What is asked ▸ The listing below should be printed exactly, every line of it. Skip the pictures.
* begin Provided information *
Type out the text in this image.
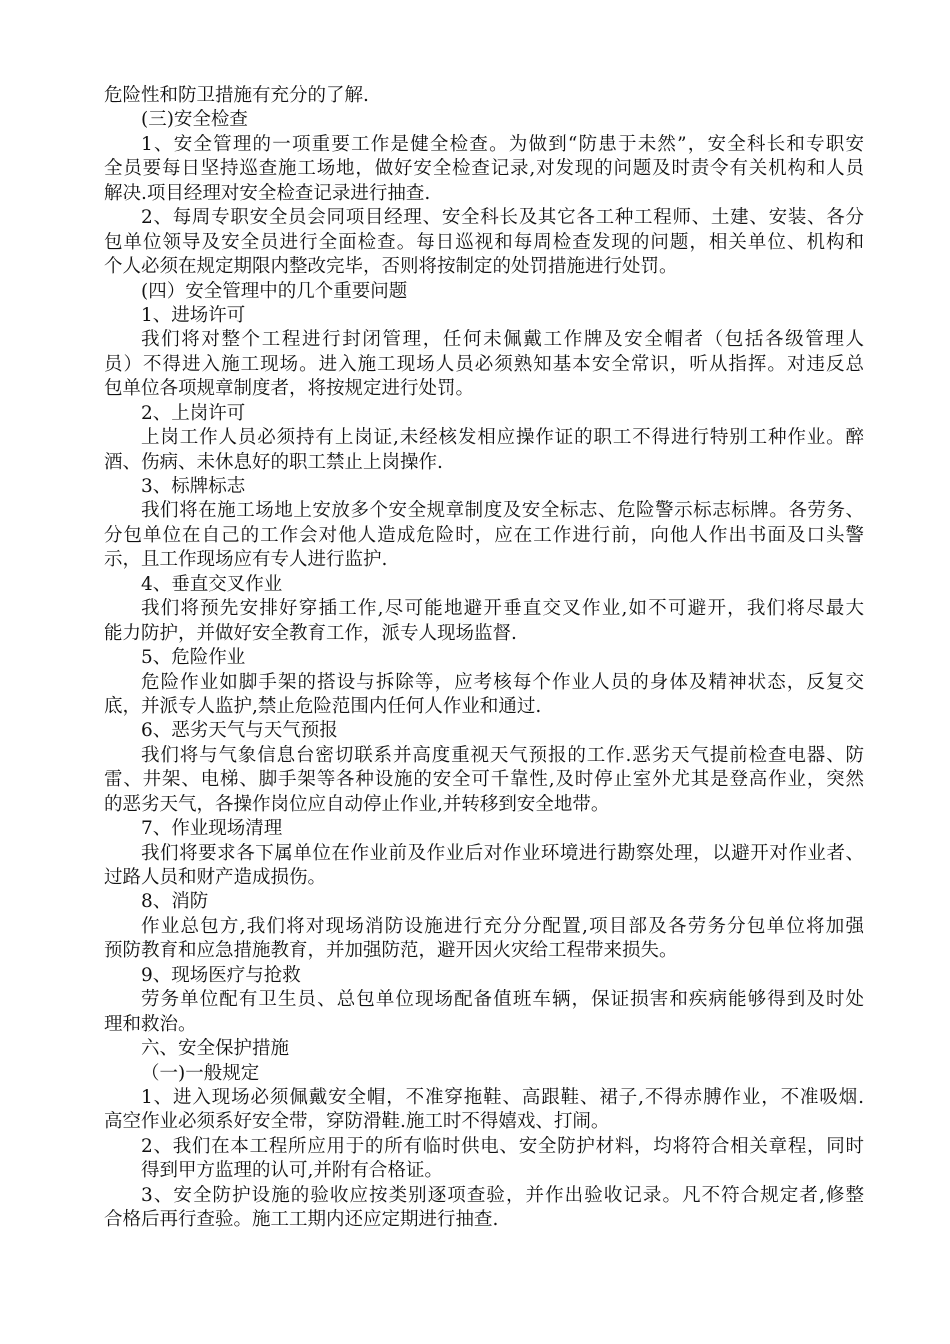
危险性和防卫措施有充分的了解.
(三)安全检查
1、安全管理的一项重要工作是健全检查。为做到“防患于未然”，安全科长和专职安
全员要每日坚持巡查施工场地，做好安全检查记录,对发现的问题及时责令有关机构和人员
解决.项目经理对安全检查记录进行抽查.
2、每周专职安全员会同项目经理、安全科长及其它各工种工程师、土建、安装、各分
包单位领导及安全员进行全面检查。每日巡视和每周检查发现的问题，相关单位、机构和
个人必须在规定期限内整改完毕，否则将按制定的处罚措施进行处罚。
(四）安全管理中的几个重要问题
1、进场许可
我们将对整个工程进行封闭管理，任何未佩戴工作牌及安全帽者（包括各级管理人
员）不得进入施工现场。进入施工现场人员必须熟知基本安全常识，听从指挥。对违反总
包单位各项规章制度者，将按规定进行处罚。
2、上岗许可
上岗工作人员必须持有上岗证,未经核发相应操作证的职工不得进行特别工种作业。醉
酒、伤病、未休息好的职工禁止上岗操作.
3、标牌标志
我们将在施工场地上安放多个安全规章制度及安全标志、危险警示标志标牌。各劳务、
分包单位在自己的工作会对他人造成危险时，应在工作进行前，向他人作出书面及口头警
示，且工作现场应有专人进行监护.
4、垂直交叉作业
我们将预先安排好穿插工作,尽可能地避开垂直交叉作业,如不可避开，我们将尽最大
能力防护，并做好安全教育工作，派专人现场监督.
5、危险作业
危险作业如脚手架的搭设与拆除等，应考核每个作业人员的身体及精神状态，反复交
底，并派专人监护,禁止危险范围内任何人作业和通过.
6、恶劣天气与天气预报
我们将与气象信息台密切联系并高度重视天气预报的工作.恶劣天气提前检查电器、防
雷、井架、电梯、脚手架等各种设施的安全可千靠性,及时停止室外尤其是登高作业，突然
的恶劣天气，各操作岗位应自动停止作业,并转移到安全地带。
7、作业现场清理
我们将要求各下属单位在作业前及作业后对作业环境进行勘察处理，以避开对作业者、
过路人员和财产造成损伤。
8、消防
作业总包方,我们将对现场消防设施进行充分分配置,项目部及各劳务分包单位将加强
预防教育和应急措施教育，并加强防范，避开因火灾给工程带来损失。
9、现场医疗与抢救
劳务单位配有卫生员、总包单位现场配备值班车辆，保证损害和疾病能够得到及时处
理和救治。
六、安全保护措施
（一)一般规定
1、进入现场必须佩戴安全帽，不准穿拖鞋、高跟鞋、裙子,不得赤膊作业，不准吸烟.
高空作业必须系好安全带，穿防滑鞋.施工时不得嬉戏、打闹。
2、我们在本工程所应用于的所有临时供电、安全防护材料，均将符合相关章程，同时
得到甲方监理的认可,并附有合格证。
3、安全防护设施的验收应按类别逐项查验，并作出验收记录。凡不符合规定者,修整
合格后再行查验。施工工期内还应定期进行抽查.
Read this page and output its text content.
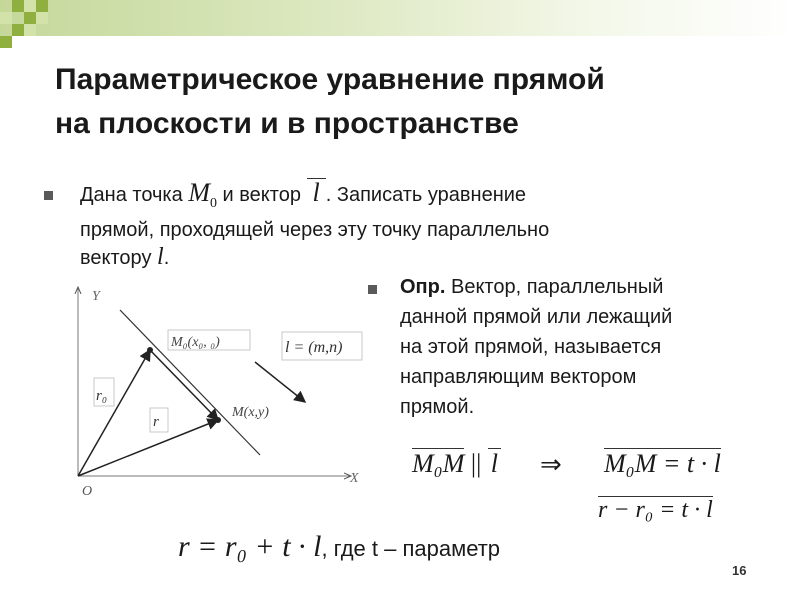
Параметрическое уравнение прямой
на плоскости и в пространстве
Дана точка $M_0$ и вектор l . Записать уравнение
прямой, проходящей через эту точку параллельно
вектору l.
Y
X
O
M₀(x₀, ₀)
M(x,y)
r₀
r
l = (m,n)
Опр. Вектор, параллельный
данной прямой или лежащий
на этой прямой, называется
направляющим вектором
прямой.
M₀M || l ⇒ M₀M = t · l
r − r₀ = t · l
r = r₀ + t · l, где t – параметр
16
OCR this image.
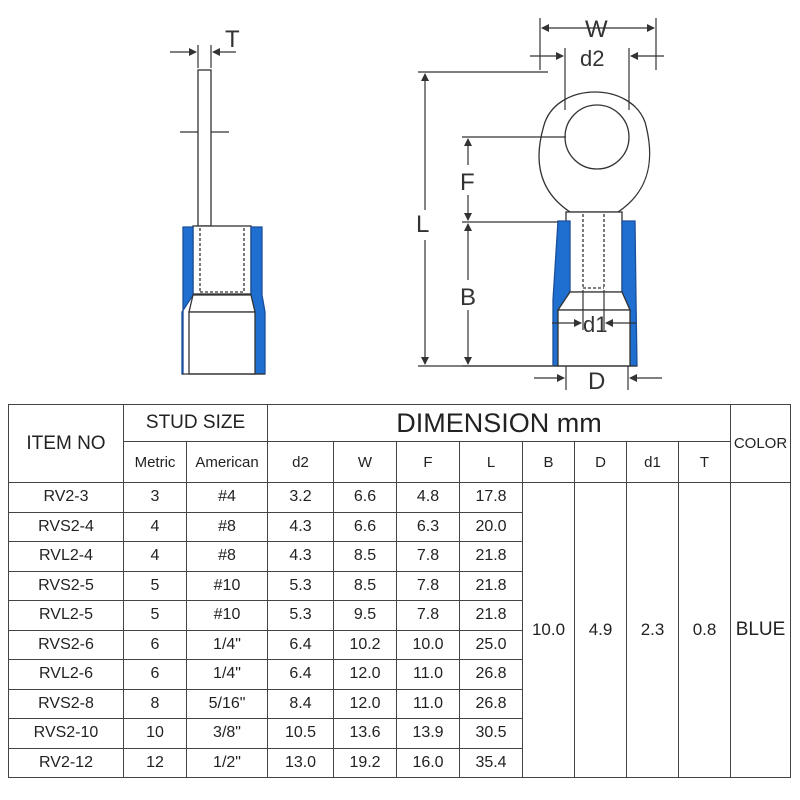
T	W
d2
L
F
B
d1
D
ITEM NO	STUD SIZE		DIMENSION mm								COLOR
	Metric	American	d2	W	F	L	B	D	d1	T	
RV2-3	3	#4	3.2	6.6	4.8	17.8	10.0	4.9	2.3	0.8	BLUE
RVS2-4	4	#8	4.3	6.6	6.3	20.0					
RVL2-4	4	#8	4.3	8.5	7.8	21.8					
RVS2-5	5	#10	5.3	8.5	7.8	21.8					
RVL2-5	5	#10	5.3	9.5	7.8	21.8					
RVS2-6	6	1/4"	6.4	10.2	10.0	25.0					
RVL2-6	6	1/4"	6.4	12.0	11.0	26.8					
RVS2-8	8	5/16"	8.4	12.0	11.0	26.8					
RVS2-10	10	3/8"	10.5	13.6	13.9	30.5					
RV2-12	12	1/2"	13.0	19.2	16.0	35.4					
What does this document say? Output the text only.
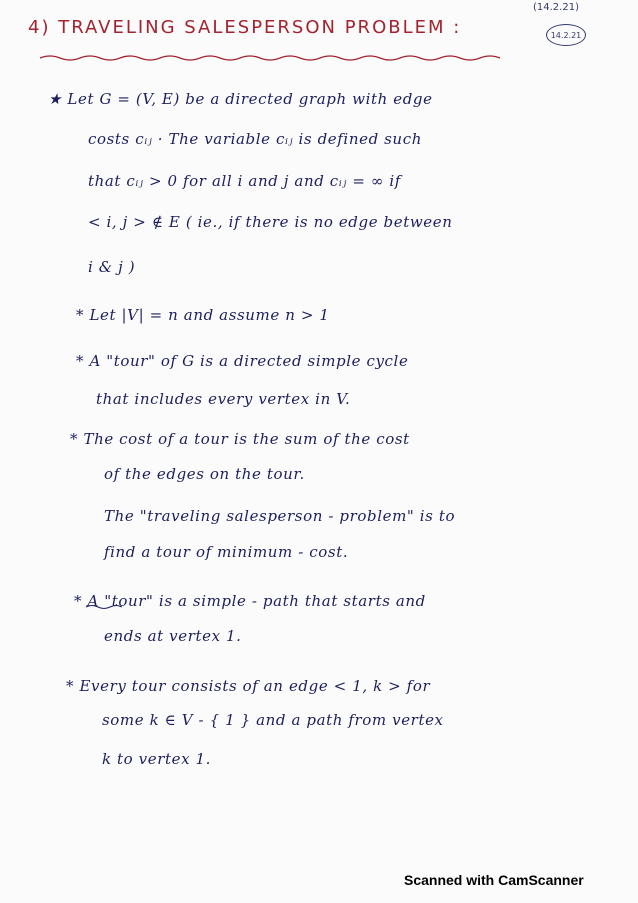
(14.2.21)
14.2.21
4) TRAVELING SALESPERSON PROBLEM :
★ Let G = (V, E) be a directed graph with edge
costs cᵢⱼ · The variable cᵢⱼ is defined such
that cᵢⱼ > 0 for all i and j and cᵢⱼ = ∞ if
< i, j > ∉ E ( ie., if there is no edge between
i & j )
* Let |V| = n and assume n > 1
* A "tour" of G is a directed simple cycle
that includes every vertex in V.
* The cost of a tour is the sum of the cost
of the edges on the tour.
The "traveling salesperson - problem" is to
find a tour of minimum - cost.
* A "tour" is a simple - path that starts and
ends at vertex 1.
* Every tour consists of an edge < 1, k > for
some k ∈ V - { 1 } and a path from vertex
k to vertex 1.
Scanned with CamScanner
* end Provided information *
Solved exercise ▸
Type out the text in this image.
危险性和防卫措施有充分的了解.
(三)安全检查
1、安全管理的一项重要工作是健全检查。为做到“防患于未然”，安全科长和专职安
全员要每日坚持巡查施工场地，做好安全检查记录,对发现的问题及时责令有关机构和人员
解决.项目经理对安全检查记录进行抽查.
2、每周专职安全员会同项目经理、安全科长及其它各工种工程师、土建、安装、各分
包单位领导及安全员进行全面检查。每日巡视和每周检查发现的问题，相关单位、机构和
个人必须在规定期限内整改完毕，否则将按制定的处罚措施进行处罚。
(四）安全管理中的几个重要问题
1、进场许可
我们将对整个工程进行封闭管理，任何未佩戴工作牌及安全帽者（包括各级管理人
员）不得进入施工现场。进入施工现场人员必须熟知基本安全常识，听从指挥。对违反总
包单位各项规章制度者，将按规定进行处罚。
2、上岗许可
上岗工作人员必须持有上岗证,未经核发相应操作证的职工不得进行特别工种作业。醉
酒、伤病、未休息好的职工禁止上岗操作.
3、标牌标志
我们将在施工场地上安放多个安全规章制度及安全标志、危险警示标志标牌。各劳务、
分包单位在自己的工作会对他人造成危险时，应在工作进行前，向他人作出书面及口头警
示，且工作现场应有专人进行监护.
4、垂直交叉作业
我们将预先安排好穿插工作,尽可能地避开垂直交叉作业,如不可避开，我们将尽最大
能力防护，并做好安全教育工作，派专人现场监督.
5、危险作业
危险作业如脚手架的搭设与拆除等，应考核每个作业人员的身体及精神状态，反复交
底，并派专人监护,禁止危险范围内任何人作业和通过.
6、恶劣天气与天气预报
我们将与气象信息台密切联系并高度重视天气预报的工作.恶劣天气提前检查电器、防
雷、井架、电梯、脚手架等各种设施的安全可千靠性,及时停止室外尤其是登高作业，突然
的恶劣天气，各操作岗位应自动停止作业,并转移到安全地带。
7、作业现场清理
我们将要求各下属单位在作业前及作业后对作业环境进行勘察处理，以避开对作业者、
过路人员和财产造成损伤。
8、消防
作业总包方,我们将对现场消防设施进行充分分配置,项目部及各劳务分包单位将加强
预防教育和应急措施教育，并加强防范，避开因火灾给工程带来损失。
9、现场医疗与抢救
劳务单位配有卫生员、总包单位现场配备值班车辆，保证损害和疾病能够得到及时处
理和救治。
六、安全保护措施
（一)一般规定
1、进入现场必须佩戴安全帽，不准穿拖鞋、高跟鞋、裙子,不得赤膊作业，不准吸烟.
高空作业必须系好安全带，穿防滑鞋.施工时不得嬉戏、打闹。
2、我们在本工程所应用于的所有临时供电、安全防护材料，均将符合相关章程，同时
得到甲方监理的认可,并附有合格证。
3、安全防护设施的验收应按类别逐项查验，并作出验收记录。凡不符合规定者,修整
合格后再行查验。施工工期内还应定期进行抽查.
Read this page and output its text content.
Параметрическое уравнение прямой
на плоскости и в пространстве
Дана точка $M_0$ и вектор l . Записать уравнение
прямой, проходящей через эту точку параллельно
вектору l.
Y
X
O
M₀(x₀, ₀)
M(x,y)
r₀
r
l = (m,n)
Опр. Вектор, параллельный
данной прямой или лежащий
на этой прямой, называется
направляющим вектором
прямой.
M₀M || l ⇒ M₀M = t · l
r − r₀ = t · l
r = r₀ + t · l, где t – параметр
16
OCR this image.
T	W
d2
L
F
B
d1
D
ITEM NO	STUD SIZE		DIMENSION mm								COLOR
	Metric	American	d2	W	F	L	B	D	d1	T	
RV2-3	3	#4	3.2	6.6	4.8	17.8	10.0	4.9	2.3	0.8	BLUE
RVS2-4	4	#8	4.3	6.6	6.3	20.0					
RVL2-4	4	#8	4.3	8.5	7.8	21.8					
RVS2-5	5	#10	5.3	8.5	7.8	21.8					
RVL2-5	5	#10	5.3	9.5	7.8	21.8					
RVS2-6	6	1/4"	6.4	10.2	10.0	25.0					
RVL2-6	6	1/4"	6.4	12.0	11.0	26.8					
RVS2-8	8	5/16"	8.4	12.0	11.0	26.8					
RVS2-10	10	3/8"	10.5	13.6	13.9	30.5					
RV2-12	12	1/2"	13.0	19.2	16.0	35.4					
What does this document say? Output the text only.
(14.2.21)
14.2.21
4) TRAVELING SALESPERSON PROBLEM :
★ Let G = (V, E) be a directed graph with edge
costs cᵢⱼ · The variable cᵢⱼ is defined such
that cᵢⱼ > 0 for all i and j and cᵢⱼ = ∞ if
< i, j > ∉ E ( ie., if there is no edge between
i & j )
* Let |V| = n and assume n > 1
* A "tour" of G is a directed simple cycle
that includes every vertex in V.
* The cost of a tour is the sum of the cost
of the edges on the tour.
The "traveling salesperson - problem" is to
find a tour of minimum - cost.
* A "tour" is a simple - path that starts and
ends at vertex 1.
* Every tour consists of an edge < 1, k > for
some k ∈ V - { 1 } and a path from vertex
k to vertex 1.
Scanned with CamScanner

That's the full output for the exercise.